╭──
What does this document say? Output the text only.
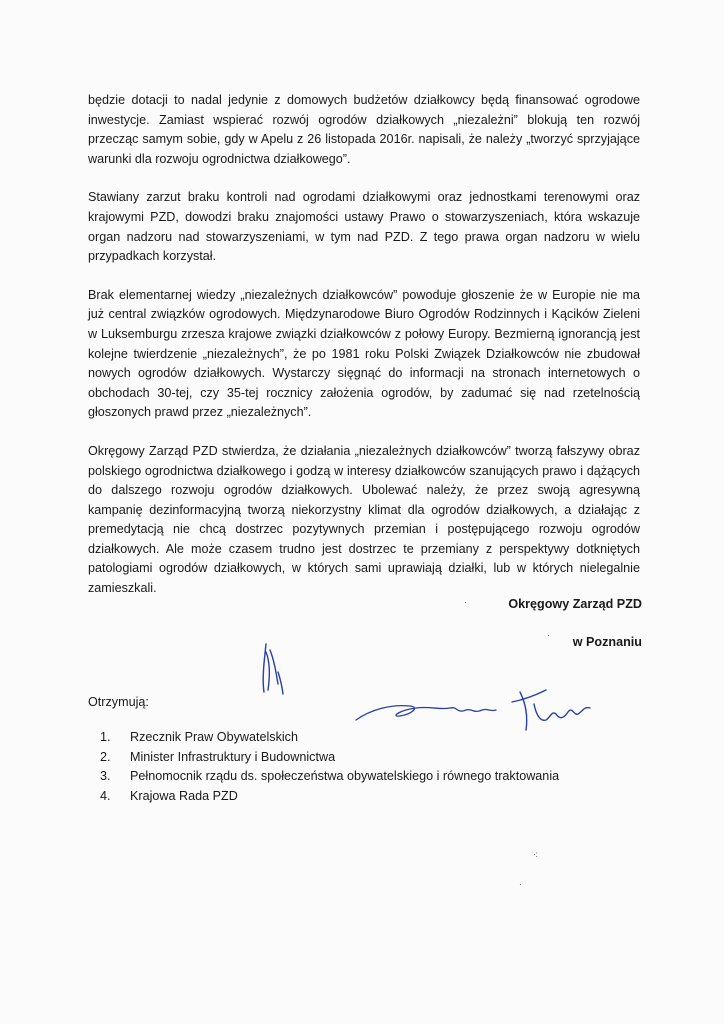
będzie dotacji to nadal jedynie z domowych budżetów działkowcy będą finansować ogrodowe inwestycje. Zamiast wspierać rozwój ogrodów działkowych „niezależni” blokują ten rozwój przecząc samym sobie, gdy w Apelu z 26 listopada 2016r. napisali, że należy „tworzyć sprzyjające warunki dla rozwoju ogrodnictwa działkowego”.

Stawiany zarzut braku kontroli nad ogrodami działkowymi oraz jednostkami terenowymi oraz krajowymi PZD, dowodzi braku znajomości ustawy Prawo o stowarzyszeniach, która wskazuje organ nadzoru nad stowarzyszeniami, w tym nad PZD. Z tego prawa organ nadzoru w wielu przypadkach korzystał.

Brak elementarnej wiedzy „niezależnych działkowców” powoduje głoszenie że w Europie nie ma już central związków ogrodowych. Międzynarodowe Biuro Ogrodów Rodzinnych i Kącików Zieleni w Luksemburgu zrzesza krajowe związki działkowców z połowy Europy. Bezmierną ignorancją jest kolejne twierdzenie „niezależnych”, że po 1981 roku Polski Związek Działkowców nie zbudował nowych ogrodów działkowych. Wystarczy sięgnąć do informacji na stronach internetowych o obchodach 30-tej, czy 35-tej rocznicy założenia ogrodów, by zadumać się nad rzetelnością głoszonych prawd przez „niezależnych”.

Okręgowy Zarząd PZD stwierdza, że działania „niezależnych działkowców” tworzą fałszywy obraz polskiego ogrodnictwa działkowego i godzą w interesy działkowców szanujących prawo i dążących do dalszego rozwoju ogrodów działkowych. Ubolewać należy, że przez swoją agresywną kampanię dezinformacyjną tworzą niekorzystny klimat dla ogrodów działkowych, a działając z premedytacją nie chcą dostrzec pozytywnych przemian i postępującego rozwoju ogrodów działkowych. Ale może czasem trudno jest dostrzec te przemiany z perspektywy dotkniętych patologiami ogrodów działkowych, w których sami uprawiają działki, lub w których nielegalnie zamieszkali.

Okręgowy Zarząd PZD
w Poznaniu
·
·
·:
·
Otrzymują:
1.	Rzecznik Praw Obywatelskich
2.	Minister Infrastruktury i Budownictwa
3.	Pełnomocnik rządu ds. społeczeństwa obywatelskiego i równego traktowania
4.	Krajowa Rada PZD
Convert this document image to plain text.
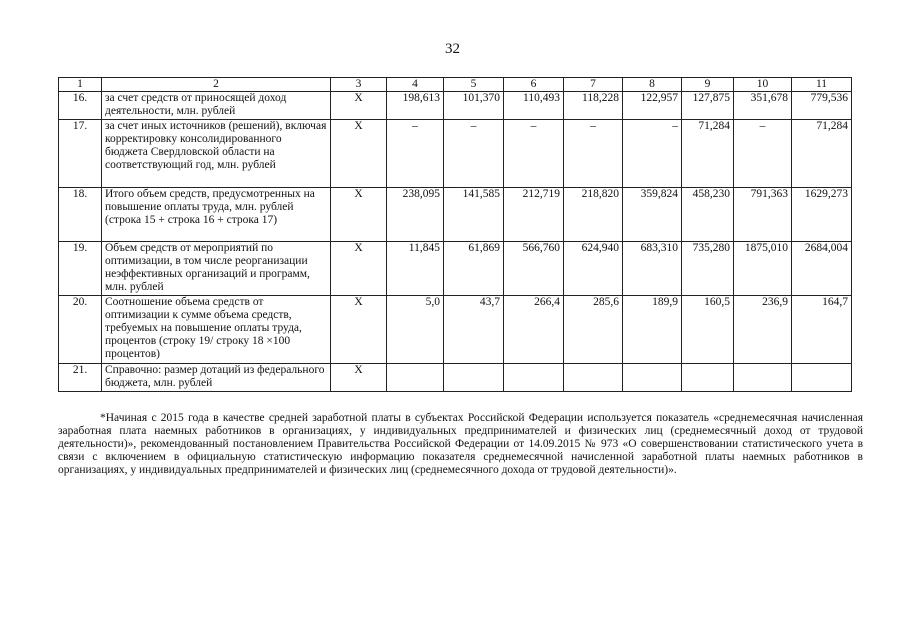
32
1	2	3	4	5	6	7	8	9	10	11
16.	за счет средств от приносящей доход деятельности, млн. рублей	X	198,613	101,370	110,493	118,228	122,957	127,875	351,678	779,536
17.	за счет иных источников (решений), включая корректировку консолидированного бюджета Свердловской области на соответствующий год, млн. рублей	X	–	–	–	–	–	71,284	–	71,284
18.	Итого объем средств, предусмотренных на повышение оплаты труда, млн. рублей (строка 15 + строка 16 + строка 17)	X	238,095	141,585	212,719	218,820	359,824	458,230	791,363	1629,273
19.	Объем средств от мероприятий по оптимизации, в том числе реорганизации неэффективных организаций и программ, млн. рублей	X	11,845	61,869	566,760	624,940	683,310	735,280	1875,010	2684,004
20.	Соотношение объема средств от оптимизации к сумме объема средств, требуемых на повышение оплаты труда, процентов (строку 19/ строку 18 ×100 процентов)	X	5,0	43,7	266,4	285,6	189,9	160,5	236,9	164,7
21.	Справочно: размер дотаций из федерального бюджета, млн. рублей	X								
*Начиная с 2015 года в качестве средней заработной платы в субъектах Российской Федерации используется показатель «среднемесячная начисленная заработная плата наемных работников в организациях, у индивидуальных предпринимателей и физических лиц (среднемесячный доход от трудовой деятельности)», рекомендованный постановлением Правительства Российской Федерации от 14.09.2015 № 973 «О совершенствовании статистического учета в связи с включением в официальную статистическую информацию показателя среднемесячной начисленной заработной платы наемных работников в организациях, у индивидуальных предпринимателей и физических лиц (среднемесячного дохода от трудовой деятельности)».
╰──
▸ **What you will do**:
Pick out the lines containing the word "бюджета" and show them.

▸ **Response for this exercise**:
17.	за счет иных источников (решений), включая корректировку консолидированного бюджета Свердловской области на соответствующий год, млн. рублей	X	–	–	–	–	–	71,284	–	71,284
21.	Справочно: размер дотаций из федерального бюджета, млн. рублей	X								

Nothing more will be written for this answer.